Excerpt provided ▸
Jeff, Gilles

Here's my scenario again when I tried something different:
I've interactively booked 2 nodes(cx1015 and cx1016) and working in
"cx1015" node.
Here I hit "module load openmpi" and "module load nwchem"( but I don't know
how to "module load" on other node).
Using the openmpi command to run: "<path>/mpirun --hostfile myhostfile -np
32 <path>/nwchem my_code.nw"

And AMAZINGLY it is working...

But can you guys suggest me a way so that I can make sure 2 of the booked
nodes are being used by mpirun not 1.

Thanks.

On Sun, Aug 2, 2015 at 5:16 PM, Gilles Gouaillardet <
gilles.gouaillar...@gmail.com> wrote:

> The initial error was ompi could not find orted on the second node, and
> that was fixed by using the full path for mpirun
>
> if you run under pbs, you should not need the hostile option.
> just ask pbs to allocate 2 nodes and everything should run smoothly.
>
> at first, I recommend you run a non MPI application
> /.../bin/mpirun hostname
> and then nwchem
>
> if it still does not work, then run with verbose palm and post the output
>
> Cheets,
>
> Gilles
>
> On Sunday, August 2, 2015, abhisek Mondal <abhisek.m...@gmail.com> wrote:
>
>> I'm on a HPC cluster. So, the openmpi-1.6.4 here installed as a module.
>> In .pbs script, before executing my code-line, I'm loading both "nwchem"
>> and "openmpi" module.
>> It is working very nicely when I work on single node(with 16 processors).
>> But if I try to switch in multiple nodes with "hostfile" option, things are
>>  starting to crash.
>>
>> On Sun, Aug 2, 2015 at 5:02 PM, abhisek Mondal <abhisek.m...@gmail.com>
>> wrote:
>>
>>> HI,
>>> I have tried using full paths for both of them. But stuck in the same
>>> issue.
>>>
>>> On Sun, Aug 2, 2015 at 4:39 PM, Gilles Gouaillardet <
>>> gilles.gouaillar...@gmail.com> wrote:
>>>
>>>> Is ompi installed on the other node and at the same location ?
>>>> did you configure ompi with --enable-mpirun-prefix-by-default ?
>>>> (note that should not be necessary if you invoke mpirun with full path )
>>>>
>>>> you can also try
>>>> /.../bin/mpirun --mca plm_base_verbose 100 ...
>>>>
>>>> and see if there is something wrong
>>>>
>>>> last but not least, can you try to use full path for both mpirun and
>>>> nwchem ?

Information given ▸
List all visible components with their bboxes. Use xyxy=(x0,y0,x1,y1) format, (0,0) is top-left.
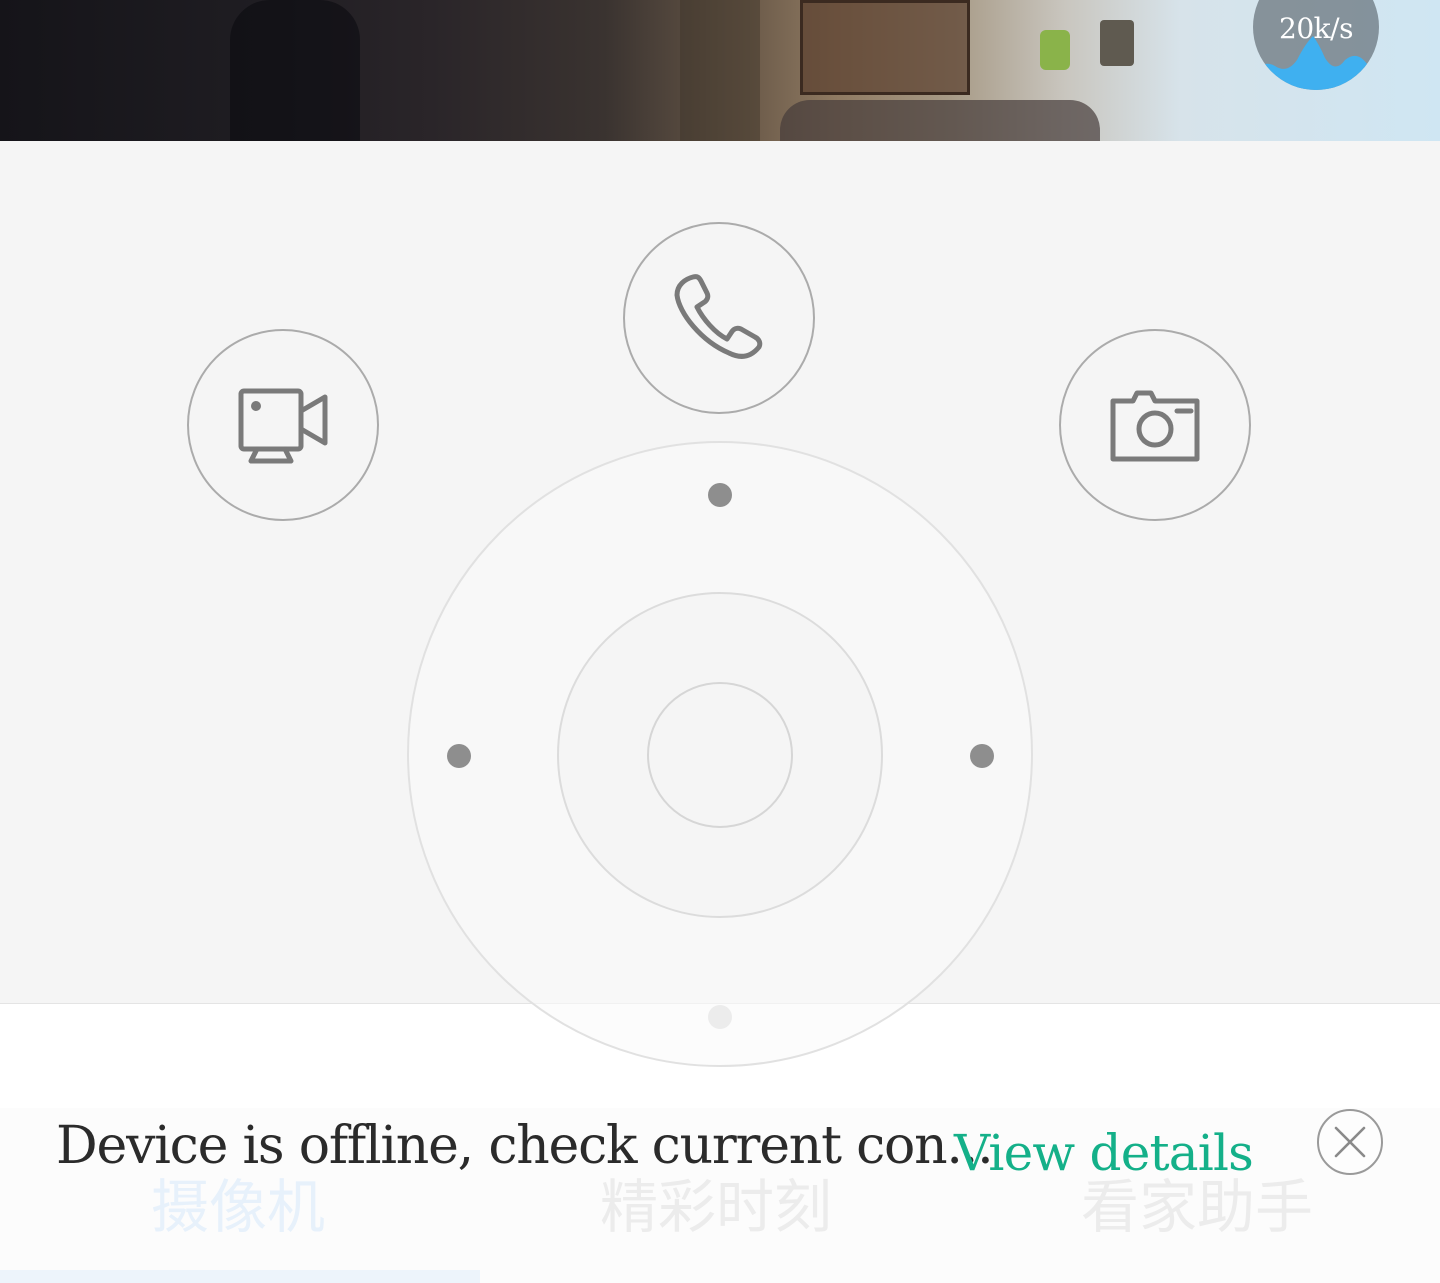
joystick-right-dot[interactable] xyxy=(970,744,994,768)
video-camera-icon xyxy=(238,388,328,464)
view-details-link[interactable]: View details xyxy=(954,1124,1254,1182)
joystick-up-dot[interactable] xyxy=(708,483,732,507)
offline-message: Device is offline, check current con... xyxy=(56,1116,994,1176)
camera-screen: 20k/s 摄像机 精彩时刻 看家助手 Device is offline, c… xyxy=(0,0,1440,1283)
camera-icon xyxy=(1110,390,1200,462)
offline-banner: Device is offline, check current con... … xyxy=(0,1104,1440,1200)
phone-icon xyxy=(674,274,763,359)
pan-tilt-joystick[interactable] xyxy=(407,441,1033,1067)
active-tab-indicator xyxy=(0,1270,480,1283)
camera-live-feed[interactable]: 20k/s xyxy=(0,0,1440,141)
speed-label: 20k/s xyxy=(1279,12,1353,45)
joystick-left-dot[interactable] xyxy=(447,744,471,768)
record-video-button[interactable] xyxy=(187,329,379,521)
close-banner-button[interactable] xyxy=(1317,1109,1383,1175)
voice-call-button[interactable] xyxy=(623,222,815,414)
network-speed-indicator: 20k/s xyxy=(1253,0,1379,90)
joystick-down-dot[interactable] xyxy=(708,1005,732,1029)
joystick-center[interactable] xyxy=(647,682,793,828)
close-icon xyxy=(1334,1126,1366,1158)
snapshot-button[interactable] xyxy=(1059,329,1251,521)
---
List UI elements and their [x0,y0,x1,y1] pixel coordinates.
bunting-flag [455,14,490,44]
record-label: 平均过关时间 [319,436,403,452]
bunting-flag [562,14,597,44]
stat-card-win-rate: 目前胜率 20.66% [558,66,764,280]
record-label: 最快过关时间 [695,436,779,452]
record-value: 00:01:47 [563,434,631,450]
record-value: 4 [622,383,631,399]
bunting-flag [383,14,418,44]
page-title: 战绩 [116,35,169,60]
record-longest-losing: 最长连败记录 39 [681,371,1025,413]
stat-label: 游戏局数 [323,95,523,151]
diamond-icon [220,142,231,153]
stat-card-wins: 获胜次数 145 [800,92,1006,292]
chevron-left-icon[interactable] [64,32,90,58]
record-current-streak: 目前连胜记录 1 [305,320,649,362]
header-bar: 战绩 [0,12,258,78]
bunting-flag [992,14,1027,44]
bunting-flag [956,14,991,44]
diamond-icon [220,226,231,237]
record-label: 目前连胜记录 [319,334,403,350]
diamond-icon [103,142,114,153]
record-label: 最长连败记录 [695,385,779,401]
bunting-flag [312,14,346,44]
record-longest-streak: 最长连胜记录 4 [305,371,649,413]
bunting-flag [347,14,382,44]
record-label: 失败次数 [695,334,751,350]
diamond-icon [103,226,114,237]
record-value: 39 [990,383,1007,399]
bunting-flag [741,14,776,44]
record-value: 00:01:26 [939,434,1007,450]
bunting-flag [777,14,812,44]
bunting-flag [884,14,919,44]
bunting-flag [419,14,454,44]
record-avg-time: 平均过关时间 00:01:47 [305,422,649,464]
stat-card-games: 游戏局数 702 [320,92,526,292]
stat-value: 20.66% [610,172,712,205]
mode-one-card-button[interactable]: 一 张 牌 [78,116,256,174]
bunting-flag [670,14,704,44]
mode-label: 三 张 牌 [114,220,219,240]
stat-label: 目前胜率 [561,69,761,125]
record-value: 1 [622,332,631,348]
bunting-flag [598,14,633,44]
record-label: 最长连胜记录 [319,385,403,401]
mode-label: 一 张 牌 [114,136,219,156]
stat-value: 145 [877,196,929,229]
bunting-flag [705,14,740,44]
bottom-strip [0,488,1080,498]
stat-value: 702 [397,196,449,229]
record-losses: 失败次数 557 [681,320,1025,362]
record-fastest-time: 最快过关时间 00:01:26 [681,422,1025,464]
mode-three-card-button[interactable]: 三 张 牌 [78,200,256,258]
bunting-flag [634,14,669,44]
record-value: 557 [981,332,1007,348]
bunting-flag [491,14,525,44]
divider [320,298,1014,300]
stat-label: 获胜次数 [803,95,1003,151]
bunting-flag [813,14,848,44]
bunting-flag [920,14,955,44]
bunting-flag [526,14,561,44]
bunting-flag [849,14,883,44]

Tasks for this exercise ▸
a - According to Gilles in the forum thread, what was the initial error, and what fixed it?
b - Rewrite the forum thread passage that begins at the words "Here's my scenario" and stops after "on other node).", putting "cx1017" in place of "cx1015" wherever it occurs.

Answers in order ▸
a - The initial error was that ompi could not find orted on the second node. Using the full path for mpirun fixed it.

b -
Here's my scenario again when I tried something different:
I've interactively booked 2 nodes(cx1017 and cx1016) and working in
"cx1017" node.
Here I hit "module load openmpi" and "module load nwchem"( but I don't know
how to "module load" on other node).